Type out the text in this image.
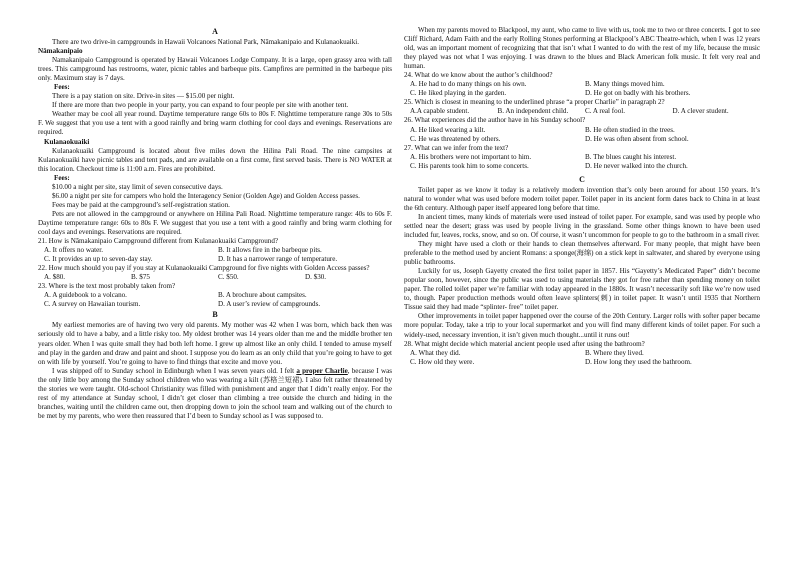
A

There are two drive-in campgrounds in Hawaii Volcanoes National Park, Nāmakanipaio and Kulanaokuaiki.

Nāmakanipaio

Namakanipaio Campground is operated by Hawaii Volcanoes Lodge Company. It is a large, open grassy area with tall trees. This campground has restrooms, water, picnic tables and barbeque pits. Campfires are permitted in the barbeque pits only. Maximum stay is 7 days.

Fees:

There is a pay station on site. Drive-in sites — $15.00 per night.

If there are more than two people in your party, you can expand to four people per site with another tent.

Weather may be cool all year round. Daytime temperature range 60s to 80s F. Nighttime temperature range 30s to 50s F. We suggest that you use a tent with a good rainfly and bring warm clothing for cool days and evenings. Reservations are required.

Kulanaokuaiki

Kulanaokuaiki Campground is located about five miles down the Hilina Pali Road. The nine campsites at Kulanaokuaiki have picnic tables and tent pads, and are available on a first come, first served basis. There is NO WATER at this location. Checkout time is 11:00 a.m. Fires are prohibited.

Fees:

$10.00 a night per site, stay limit of seven consecutive days.

$6.00 a night per site for campers who hold the Interagency Senior (Golden Age) and Golden Access passes.

Fees may be paid at the campground’s self-registration station.

Pets are not allowed in the campground or anywhere on Hilina Pali Road. Nighttime temperature range: 40s to 60s F. Daytime temperature range: 60s to 80s F. We suggest that you use a tent with a good rainfly and bring warm clothing for cool days and evenings. Reservations are required.

21. How is Nāmakanipaio Campground different from Kulanaokuaiki Campground?

A. It offers no water.	B. It allows fire in the barbeque pits.
C. It provides an up to seven-day stay.	D. It has a narrower range of temperature.

22. How much should you pay if you stay at Kulanaokuaiki Campground for five nights with Golden Access passes?

A. $80.	B. $75	C. $50.	D. $30.

23. Where is the text most probably taken from?

A. A guidebook to a volcano.	B. A brochure about campsites.
C. A survey on Hawaiian tourism.	D. A user’s review of campgrounds.
B

My earliest memories are of having two very old parents. My mother was 42 when I was born, which back then was seriously old to have a baby, and a little risky too. My oldest brother was 14 years older than me and the middle brother ten years older. When I was quite small they had both left home. I grew up almost like an only child. I tended to amuse myself and play in the garden and draw and paint and shoot. I suppose you do learn as an only child that you’re going to have to get on with life by yourself. You’re going to have to find things that excite and move you.

I was shipped off to Sunday school in Edinburgh when I was seven years old. I felt a proper Charlie, because I was the only little boy among the Sunday school children who was wearing a kilt (苏格兰短裙). I also felt rather threatened by the stories we were taught. Old-school Christianity was filled with punishment and anger that I didn’t really enjoy. For the rest of my attendance at Sunday school, I didn’t get closer than climbing a tree outside the church and hiding in the branches, waiting until the children came out, then dropping down to join the school team and walking out of the church to be met by my parents, who were then reassured that I’d been to Sunday school as I was supposed to.

When my parents moved to Blackpool, my aunt, who came to live with us, took me to two or three concerts. I got to see Cliff Richard, Adam Faith and the early Rolling Stones performing at Blackpool’s ABC Theatre-which, when I was 12 years old, was an important moment of recognizing that that isn’t what I wanted to do with the rest of my life, because the music they played was not what I was enjoying. I was drawn to the blues and Black American folk music. It felt very real and human.

24. What do we know about the author’s childhood?

A. He had to do many things on his own.	B. Many things moved him.
C. He liked playing in the garden.	D. He got on badly with his brothers.

25. Which is closest in meaning to the underlined phrase “a proper Charlie” in paragraph 2?

A.A capable student.	B. An independent child.	C. A real fool.	D. A clever student.

26. What experiences did the author have in his Sunday school?

A. He liked wearing a kilt.	B. He often studied in the trees.
C. He was threatened by others.	D. He was often absent from school.

27. What can we infer from the text?

A. His brothers were not important to him.	B. The blues caught his interest.
C. His parents took him to some concerts.	D. He never walked into the church.
C

Toilet paper as we know it today is a relatively modern invention that’s only been around for about 150 years. It’s natural to wonder what was used before modern toilet paper. Toilet paper in its ancient form dates back to China in at least the 6th century. Although paper itself appeared long before that time.

In ancient times, many kinds of materials were used instead of toilet paper. For example, sand was used by people who settled near the desert; grass was used by people living in the grassland. Some other things known to have been used included fur, leaves, rocks, snow, and so on. Of course, it wasn’t uncommon for people to go to the bathroom in a small river.

They might have used a cloth or their hands to clean themselves afterward. For many people, that might have been preferable to the method used by ancient Romans: a sponge(海绵) on a stick kept in saltwater, and shared by everyone using public bathrooms.

Luckily for us, Joseph Gayetty created the first toilet paper in 1857. His “Gayetty’s Medicated Paper” didn’t become popular soon, however, since the public was used to using materials they got for free rather than spending money on toilet paper. The rolled toilet paper we’re familiar with today appeared in the 1880s. It wasn’t necessarily soft like we’re now used to, though. Paper production methods would often leave splinters(刺) in toilet paper. It wasn’t until 1935 that Northern Tissue said they had made “splinter- free” toilet paper.

Other improvements in toilet paper happened over the course of the 20th Century. Larger rolls with softer paper became more popular. Today, take a trip to your local supermarket and you will find many different kinds of toilet paper. For such a widely-used, necessary invention, it isn’t given much thought...until it runs out!

28. What might decide which material ancient people used after using the bathroom?

A. What they did.	B. Where they lived.
C. How old they were.	D. How long they used the bathroom.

◆ **The task**
Retype every entry verbatim and exclude the pictures from the copy.

◆ **The answer**
Type out the text in this image.
A

There are two drive-in campgrounds in Hawaii Volcanoes National Park, Nāmakanipaio and Kulanaokuaiki.

Nāmakanipaio

Namakanipaio Campground is operated by Hawaii Volcanoes Lodge Company. It is a large, open grassy area with tall trees. This campground has restrooms, water, picnic tables and barbeque pits. Campfires are permitted in the barbeque pits only. Maximum stay is 7 days.

Fees:

There is a pay station on site. Drive-in sites — $15.00 per night.

If there are more than two people in your party, you can expand to four people per site with another tent.

Weather may be cool all year round. Daytime temperature range 60s to 80s F. Nighttime temperature range 30s to 50s F. We suggest that you use a tent with a good rainfly and bring warm clothing for cool days and evenings. Reservations are required.

Kulanaokuaiki

Kulanaokuaiki Campground is located about five miles down the Hilina Pali Road. The nine campsites at Kulanaokuaiki have picnic tables and tent pads, and are available on a first come, first served basis. There is NO WATER at this location. Checkout time is 11:00 a.m. Fires are prohibited.

Fees:

$10.00 a night per site, stay limit of seven consecutive days.

$6.00 a night per site for campers who hold the Interagency Senior (Golden Age) and Golden Access passes.

Fees may be paid at the campground’s self-registration station.

Pets are not allowed in the campground or anywhere on Hilina Pali Road. Nighttime temperature range: 40s to 60s F. Daytime temperature range: 60s to 80s F. We suggest that you use a tent with a good rainfly and bring warm clothing for cool days and evenings. Reservations are required.

21. How is Nāmakanipaio Campground different from Kulanaokuaiki Campground?

A. It offers no water.	B. It allows fire in the barbeque pits.
C. It provides an up to seven-day stay.	D. It has a narrower range of temperature.

22. How much should you pay if you stay at Kulanaokuaiki Campground for five nights with Golden Access passes?

A. $80.	B. $75	C. $50.	D. $30.

23. Where is the text most probably taken from?

A. A guidebook to a volcano.	B. A brochure about campsites.
C. A survey on Hawaiian tourism.	D. A user’s review of campgrounds.
B

My earliest memories are of having two very old parents. My mother was 42 when I was born, which back then was seriously old to have a baby, and a little risky too. My oldest brother was 14 years older than me and the middle brother ten years older. When I was quite small they had both left home. I grew up almost like an only child. I tended to amuse myself and play in the garden and draw and paint and shoot. I suppose you do learn as an only child that you’re going to have to get on with life by yourself. You’re going to have to find things that excite and move you.

I was shipped off to Sunday school in Edinburgh when I was seven years old. I felt a proper Charlie, because I was the only little boy among the Sunday school children who was wearing a kilt (苏格兰短裙). I also felt rather threatened by the stories we were taught. Old-school Christianity was filled with punishment and anger that I didn’t really enjoy. For the rest of my attendance at Sunday school, I didn’t get closer than climbing a tree outside the church and hiding in the branches, waiting until the children came out, then dropping down to join the school team and walking out of the church to be met by my parents, who were then reassured that I’d been to Sunday school as I was supposed to.

When my parents moved to Blackpool, my aunt, who came to live with us, took me to two or three concerts. I got to see Cliff Richard, Adam Faith and the early Rolling Stones performing at Blackpool’s ABC Theatre-which, when I was 12 years old, was an important moment of recognizing that that isn’t what I wanted to do with the rest of my life, because the music they played was not what I was enjoying. I was drawn to the blues and Black American folk music. It felt very real and human.

24. What do we know about the author’s childhood?

A. He had to do many things on his own.	B. Many things moved him.
C. He liked playing in the garden.	D. He got on badly with his brothers.

25. Which is closest in meaning to the underlined phrase “a proper Charlie” in paragraph 2?

A.A capable student.	B. An independent child.	C. A real fool.	D. A clever student.

26. What experiences did the author have in his Sunday school?

A. He liked wearing a kilt.	B. He often studied in the trees.
C. He was threatened by others.	D. He was often absent from school.

27. What can we infer from the text?

A. His brothers were not important to him.	B. The blues caught his interest.
C. His parents took him to some concerts.	D. He never walked into the church.
C

Toilet paper as we know it today is a relatively modern invention that’s only been around for about 150 years. It’s natural to wonder what was used before modern toilet paper. Toilet paper in its ancient form dates back to China in at least the 6th century. Although paper itself appeared long before that time.

In ancient times, many kinds of materials were used instead of toilet paper. For example, sand was used by people who settled near the desert; grass was used by people living in the grassland. Some other things known to have been used included fur, leaves, rocks, snow, and so on. Of course, it wasn’t uncommon for people to go to the bathroom in a small river.

They might have used a cloth or their hands to clean themselves afterward. For many people, that might have been preferable to the method used by ancient Romans: a sponge(海绵) on a stick kept in saltwater, and shared by everyone using public bathrooms.

Luckily for us, Joseph Gayetty created the first toilet paper in 1857. His “Gayetty’s Medicated Paper” didn’t become popular soon, however, since the public was used to using materials they got for free rather than spending money on toilet paper. The rolled toilet paper we’re familiar with today appeared in the 1880s. It wasn’t necessarily soft like we’re now used to, though. Paper production methods would often leave splinters(刺) in toilet paper. It wasn’t until 1935 that Northern Tissue said they had made “splinter- free” toilet paper.

Other improvements in toilet paper happened over the course of the 20th Century. Larger rolls with softer paper became more popular. Today, take a trip to your local supermarket and you will find many different kinds of toilet paper. For such a widely-used, necessary invention, it isn’t given much thought...until it runs out!

28. What might decide which material ancient people used after using the bathroom?

A. What they did.	B. Where they lived.
C. How old they were.	D. How long they used the bathroom.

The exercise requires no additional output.